* **WRITTEN TASK**
Convert the lines of the items below into a single numbered list, omitting any blank lines and leaving out the pictures.

***** INFORMATION SUPPLIED *****

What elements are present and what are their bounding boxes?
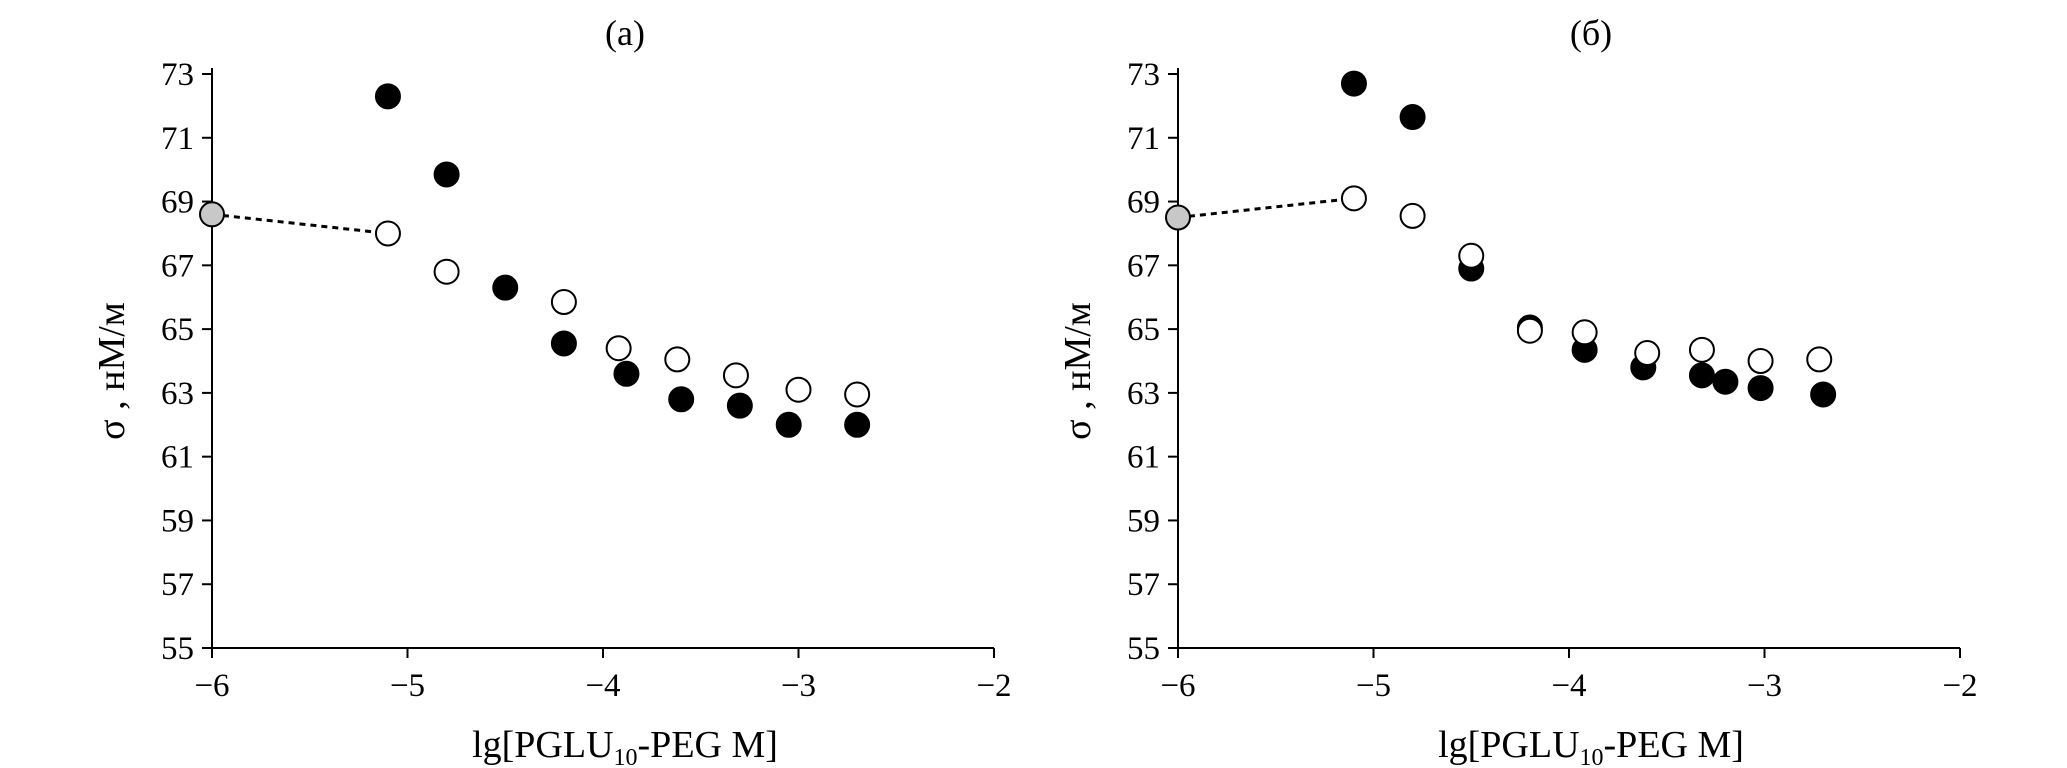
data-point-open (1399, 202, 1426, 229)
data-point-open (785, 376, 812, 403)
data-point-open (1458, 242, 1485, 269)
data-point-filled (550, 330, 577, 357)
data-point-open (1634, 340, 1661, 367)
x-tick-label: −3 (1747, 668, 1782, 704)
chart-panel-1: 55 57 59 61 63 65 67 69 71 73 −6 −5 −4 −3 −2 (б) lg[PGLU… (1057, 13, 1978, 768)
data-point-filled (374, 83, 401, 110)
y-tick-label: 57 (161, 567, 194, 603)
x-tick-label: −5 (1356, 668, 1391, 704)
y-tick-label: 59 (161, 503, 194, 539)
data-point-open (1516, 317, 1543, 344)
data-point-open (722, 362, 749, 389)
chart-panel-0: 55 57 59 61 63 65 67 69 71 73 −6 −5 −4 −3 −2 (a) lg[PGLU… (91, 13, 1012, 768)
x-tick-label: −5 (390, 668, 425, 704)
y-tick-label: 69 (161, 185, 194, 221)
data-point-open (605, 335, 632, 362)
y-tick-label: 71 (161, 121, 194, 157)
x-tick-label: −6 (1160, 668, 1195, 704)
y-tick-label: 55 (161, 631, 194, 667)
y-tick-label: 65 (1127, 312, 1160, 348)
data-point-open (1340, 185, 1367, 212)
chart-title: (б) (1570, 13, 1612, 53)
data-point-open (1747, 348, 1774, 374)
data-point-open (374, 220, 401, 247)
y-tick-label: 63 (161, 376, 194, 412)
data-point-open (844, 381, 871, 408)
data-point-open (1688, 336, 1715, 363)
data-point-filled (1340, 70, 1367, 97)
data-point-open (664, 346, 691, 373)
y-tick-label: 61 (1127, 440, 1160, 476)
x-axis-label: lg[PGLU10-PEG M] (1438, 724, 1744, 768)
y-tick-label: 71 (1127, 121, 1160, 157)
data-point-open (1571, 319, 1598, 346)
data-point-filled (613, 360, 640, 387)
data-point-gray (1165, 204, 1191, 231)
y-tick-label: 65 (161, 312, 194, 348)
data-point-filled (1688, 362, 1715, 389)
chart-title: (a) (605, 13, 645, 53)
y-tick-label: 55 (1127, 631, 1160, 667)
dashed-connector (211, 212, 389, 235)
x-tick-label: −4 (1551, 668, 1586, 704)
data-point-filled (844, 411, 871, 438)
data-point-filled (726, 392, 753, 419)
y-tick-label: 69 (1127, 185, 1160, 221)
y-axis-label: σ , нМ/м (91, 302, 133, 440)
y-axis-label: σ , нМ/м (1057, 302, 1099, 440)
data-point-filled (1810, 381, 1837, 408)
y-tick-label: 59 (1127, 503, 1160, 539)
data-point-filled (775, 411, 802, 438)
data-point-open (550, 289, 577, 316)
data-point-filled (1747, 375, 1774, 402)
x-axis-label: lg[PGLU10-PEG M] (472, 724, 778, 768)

*****

* **EXERCISE ANSWER**
1. What elements are present and what are their bounding boxes?
2. data-point-open (1399, 202, 1426, 229)
3. data-point-open (785, 376, 812, 403)
4. data-point-open (1458, 242, 1485, 269)
5. data-point-filled (550, 330, 577, 357)
6. data-point-open (1634, 340, 1661, 367)
7. x-tick-label: −3 (1747, 668, 1782, 704)
8. chart-panel-1: 55 57 59 61 63 65 67 69 71 73 −6 −5 −4 −3 −2 (б) lg[PGLU… (1057, 13, 1978, 768)
9. data-point-filled (374, 83, 401, 110)
10. y-tick-label: 57 (161, 567, 194, 603)
11. x-tick-label: −5 (1356, 668, 1391, 704)
12. y-tick-label: 59 (161, 503, 194, 539)
13. data-point-open (1516, 317, 1543, 344)
14. data-point-open (722, 362, 749, 389)
15. chart-panel-0: 55 57 59 61 63 65 67 69 71 73 −6 −5 −4 −3 −2 (a) lg[PGLU… (91, 13, 1012, 768)
16. x-tick-label: −5 (390, 668, 425, 704)
17. y-tick-label: 69 (161, 185, 194, 221)
18. data-point-open (605, 335, 632, 362)
19. y-tick-label: 71 (161, 121, 194, 157)
20. x-tick-label: −6 (1160, 668, 1195, 704)
21. y-tick-label: 55 (161, 631, 194, 667)
22. y-tick-label: 65 (1127, 312, 1160, 348)
23. data-point-open (1340, 185, 1367, 212)
24. chart-title: (б) (1570, 13, 1612, 53)
25. data-point-open (1747, 348, 1774, 374)
26. data-point-open (374, 220, 401, 247)
27. y-tick-label: 63 (161, 376, 194, 412)
28. data-point-open (844, 381, 871, 408)
29. data-point-open (1688, 336, 1715, 363)
30. data-point-filled (1340, 70, 1367, 97)
31. data-point-open (664, 346, 691, 373)
32. y-tick-label: 61 (1127, 440, 1160, 476)
33. x-axis-label: lg[PGLU10-PEG M] (1438, 724, 1744, 768)
34. y-tick-label: 71 (1127, 121, 1160, 157)
35. data-point-open (1571, 319, 1598, 346)
36. data-point-filled (613, 360, 640, 387)
37. data-point-gray (1165, 204, 1191, 231)
38. y-tick-label: 65 (161, 312, 194, 348)
39. data-point-filled (1688, 362, 1715, 389)
40. chart-title: (a) (605, 13, 645, 53)
41. y-tick-label: 55 (1127, 631, 1160, 667)
42. dashed-connector (211, 212, 389, 235)
43. x-tick-label: −4 (1551, 668, 1586, 704)
44. data-point-filled (844, 411, 871, 438)
45. data-point-filled (726, 392, 753, 419)
46. y-tick-label: 69 (1127, 185, 1160, 221)
47. y-axis-label: σ , нМ/м (91, 302, 133, 440)
48. y-axis-label: σ , нМ/м (1057, 302, 1099, 440)
49. data-point-filled (1810, 381, 1837, 408)
50. y-tick-label: 59 (1127, 503, 1160, 539)
51. data-point-filled (775, 411, 802, 438)
52. data-point-open (550, 289, 577, 316)
53. data-point-filled (1747, 375, 1774, 402)
54. x-axis-label: lg[PGLU10-PEG M] (472, 724, 778, 768)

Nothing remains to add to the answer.